Pour l’aménagement du territoire, il demande que la Région dispose de l’ingénierie territoriale aujourd’hui recentralisée, notamment via l’Agence nationale pour la cohésion des territoires (ANCT), que la définition et la gestion des zones de revitalisation rurale soient gérées à l’échelon régional, et que la géographie des contractualisations territoriales de l’Etat soit mise en cohérence avec celle des Régions.

Sur les transitions écologique et énergétique, Alain Rousset propose notamment de confier aux Régions la gestion des fonds chaleur et économie circulaire actuellement pilotés par l’ADEME, ainsi que la gestion complète des sites Natura 2000 et des aires protégées de l’Etat.
Du côté des transports, le président du Conseil régional de Nouvelle-Aquitaine préconise une loi de programmation pluriannuelle portant sur les réseaux ferroviaire et routier. Il plaide pour que l’État assume pleinement ses responsabilités de propriétaire des infrastructures ferroviaires, et propose une augmentation de 2,5 milliards d’euros par an de la dotation de l’Etat pour SNCF Réseau. Les Régions doivent, selon lui, disposer des ressources nécessaires pour exercer pleinement leur rôle d’autorités organisatrices de la mobilité.
 
Au-delà de la clarification des compétences, Alain Rousset appelle à « mettre fin à la mise sous tutelle de fait » et à reconnaître enfin les Régions comme des « acteurs responsables et adultes ». Il propose la restauration d’un contrat de plan État–Région de plein exercice, l’activation réelle du droit à l’expérimentation et un pouvoir réglementaire régional sur des sujets structurants.

◆ **Données fournies**
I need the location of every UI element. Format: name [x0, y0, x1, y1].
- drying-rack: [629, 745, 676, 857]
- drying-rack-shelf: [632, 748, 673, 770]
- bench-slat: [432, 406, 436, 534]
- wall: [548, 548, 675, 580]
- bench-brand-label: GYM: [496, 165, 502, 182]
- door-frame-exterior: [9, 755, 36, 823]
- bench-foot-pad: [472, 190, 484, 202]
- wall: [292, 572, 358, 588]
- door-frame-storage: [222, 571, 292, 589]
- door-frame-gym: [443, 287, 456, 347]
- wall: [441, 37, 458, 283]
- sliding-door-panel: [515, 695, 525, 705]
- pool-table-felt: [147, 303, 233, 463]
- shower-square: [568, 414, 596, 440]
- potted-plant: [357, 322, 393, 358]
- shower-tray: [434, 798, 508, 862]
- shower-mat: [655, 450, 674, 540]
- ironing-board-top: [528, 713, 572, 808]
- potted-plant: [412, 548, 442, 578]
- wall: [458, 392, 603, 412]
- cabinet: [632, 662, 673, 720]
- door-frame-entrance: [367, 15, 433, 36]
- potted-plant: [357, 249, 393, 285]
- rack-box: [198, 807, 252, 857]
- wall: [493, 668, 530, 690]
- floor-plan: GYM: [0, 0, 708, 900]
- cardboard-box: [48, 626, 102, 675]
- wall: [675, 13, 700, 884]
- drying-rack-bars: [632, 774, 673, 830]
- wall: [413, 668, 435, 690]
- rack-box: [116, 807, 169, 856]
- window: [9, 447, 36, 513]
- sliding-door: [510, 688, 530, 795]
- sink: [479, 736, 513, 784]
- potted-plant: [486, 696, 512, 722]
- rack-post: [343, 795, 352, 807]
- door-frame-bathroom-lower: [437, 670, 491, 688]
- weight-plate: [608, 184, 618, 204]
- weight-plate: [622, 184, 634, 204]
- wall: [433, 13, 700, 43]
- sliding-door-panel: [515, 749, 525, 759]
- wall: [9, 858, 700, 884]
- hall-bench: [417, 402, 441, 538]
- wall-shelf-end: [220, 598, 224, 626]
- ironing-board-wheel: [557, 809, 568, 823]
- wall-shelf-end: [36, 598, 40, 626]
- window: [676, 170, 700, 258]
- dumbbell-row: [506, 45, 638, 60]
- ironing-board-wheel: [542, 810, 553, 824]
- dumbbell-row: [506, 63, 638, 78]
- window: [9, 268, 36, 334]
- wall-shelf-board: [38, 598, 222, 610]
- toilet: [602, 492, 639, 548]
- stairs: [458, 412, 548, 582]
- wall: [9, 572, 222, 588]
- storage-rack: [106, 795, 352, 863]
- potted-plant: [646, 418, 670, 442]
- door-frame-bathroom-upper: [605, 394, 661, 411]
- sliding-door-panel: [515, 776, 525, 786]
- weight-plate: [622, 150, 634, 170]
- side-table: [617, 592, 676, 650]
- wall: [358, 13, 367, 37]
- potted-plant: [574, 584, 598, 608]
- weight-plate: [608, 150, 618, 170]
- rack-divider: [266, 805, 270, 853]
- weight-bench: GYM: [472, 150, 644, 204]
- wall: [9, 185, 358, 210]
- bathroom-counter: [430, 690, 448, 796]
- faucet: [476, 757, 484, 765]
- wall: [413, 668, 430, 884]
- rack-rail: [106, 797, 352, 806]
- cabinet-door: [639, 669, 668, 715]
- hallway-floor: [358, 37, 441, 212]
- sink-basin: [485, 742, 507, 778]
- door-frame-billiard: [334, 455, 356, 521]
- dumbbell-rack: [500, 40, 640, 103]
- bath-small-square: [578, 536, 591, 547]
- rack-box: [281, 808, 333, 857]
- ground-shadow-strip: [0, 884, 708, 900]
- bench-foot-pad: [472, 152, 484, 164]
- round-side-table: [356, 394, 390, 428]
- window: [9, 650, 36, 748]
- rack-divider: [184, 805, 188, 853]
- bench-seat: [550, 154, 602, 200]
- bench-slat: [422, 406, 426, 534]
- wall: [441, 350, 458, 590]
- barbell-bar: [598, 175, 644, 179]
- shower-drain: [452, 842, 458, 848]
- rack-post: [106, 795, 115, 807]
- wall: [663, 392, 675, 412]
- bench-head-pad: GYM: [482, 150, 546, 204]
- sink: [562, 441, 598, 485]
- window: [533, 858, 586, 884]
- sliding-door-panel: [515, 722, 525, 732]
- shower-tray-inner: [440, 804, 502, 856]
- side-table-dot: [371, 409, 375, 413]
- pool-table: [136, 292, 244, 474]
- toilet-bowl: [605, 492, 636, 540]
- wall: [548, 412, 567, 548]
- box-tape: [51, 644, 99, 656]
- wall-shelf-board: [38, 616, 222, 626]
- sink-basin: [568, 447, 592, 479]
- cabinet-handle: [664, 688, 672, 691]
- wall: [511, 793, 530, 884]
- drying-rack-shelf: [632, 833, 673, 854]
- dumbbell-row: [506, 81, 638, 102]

◆ **Consignes des tâches**
• A. Reproduisez à l'identique l'intégralité de l'extrait consacré aux compétences des Régions.
• B. Restituez à l'identique, et uniquement celles-ci, les lignes des enregistrements en commençant par la toute première et en terminant par celle qui contient « - wall: [441, 37, 458, 283] », incluse.

◆ **Solutions proposées**
• A.
Pour l’aménagement du territoire, il demande que la Région dispose de l’ingénierie territoriale aujourd’hui recentralisée, notamment via l’Agence nationale pour la cohésion des territoires (ANCT), que la définition et la gestion des zones de revitalisation rurale soient gérées à l’échelon régional, et que la géographie des contractualisations territoriales de l’Etat soit mise en cohérence avec celle des Régions.

Sur les transitions écologique et énergétique, Alain Rousset propose notamment de confier aux Régions la gestion des fonds chaleur et économie circulaire actuellement pilotés par l’ADEME, ainsi que la gestion complète des sites Natura 2000 et des aires protégées de l’Etat.
Du côté des transports, le président du Conseil régional de Nouvelle-Aquitaine préconise une loi de programmation pluriannuelle portant sur les réseaux ferroviaire et routier. Il plaide pour que l’État assume pleinement ses responsabilités de propriétaire des infrastructures ferroviaires, et propose une augmentation de 2,5 milliards d’euros par an de la dotation de l’Etat pour SNCF Réseau. Les Régions doivent, selon lui, disposer des ressources nécessaires pour exercer pleinement leur rôle d’autorités organisatrices de la mobilité.
 
Au-delà de la clarification des compétences, Alain Rousset appelle à « mettre fin à la mise sous tutelle de fait » et à reconnaître enfin les Régions comme des « acteurs responsables et adultes ». Il propose la restauration d’un contrat de plan État–Région de plein exercice, l’activation réelle du droit à l’expérimentation et un pouvoir réglementaire régional sur des sujets structurants.

• B.
I need the location of every UI element. Format: name [x0, y0, x1, y1].
- drying-rack: [629, 745, 676, 857]
- drying-rack-shelf: [632, 748, 673, 770]
- bench-slat: [432, 406, 436, 534]
- wall: [548, 548, 675, 580]
- bench-brand-label: GYM: [496, 165, 502, 182]
- door-frame-exterior: [9, 755, 36, 823]
- bench-foot-pad: [472, 190, 484, 202]
- wall: [292, 572, 358, 588]
- door-frame-storage: [222, 571, 292, 589]
- door-frame-gym: [443, 287, 456, 347]
- wall: [441, 37, 458, 283]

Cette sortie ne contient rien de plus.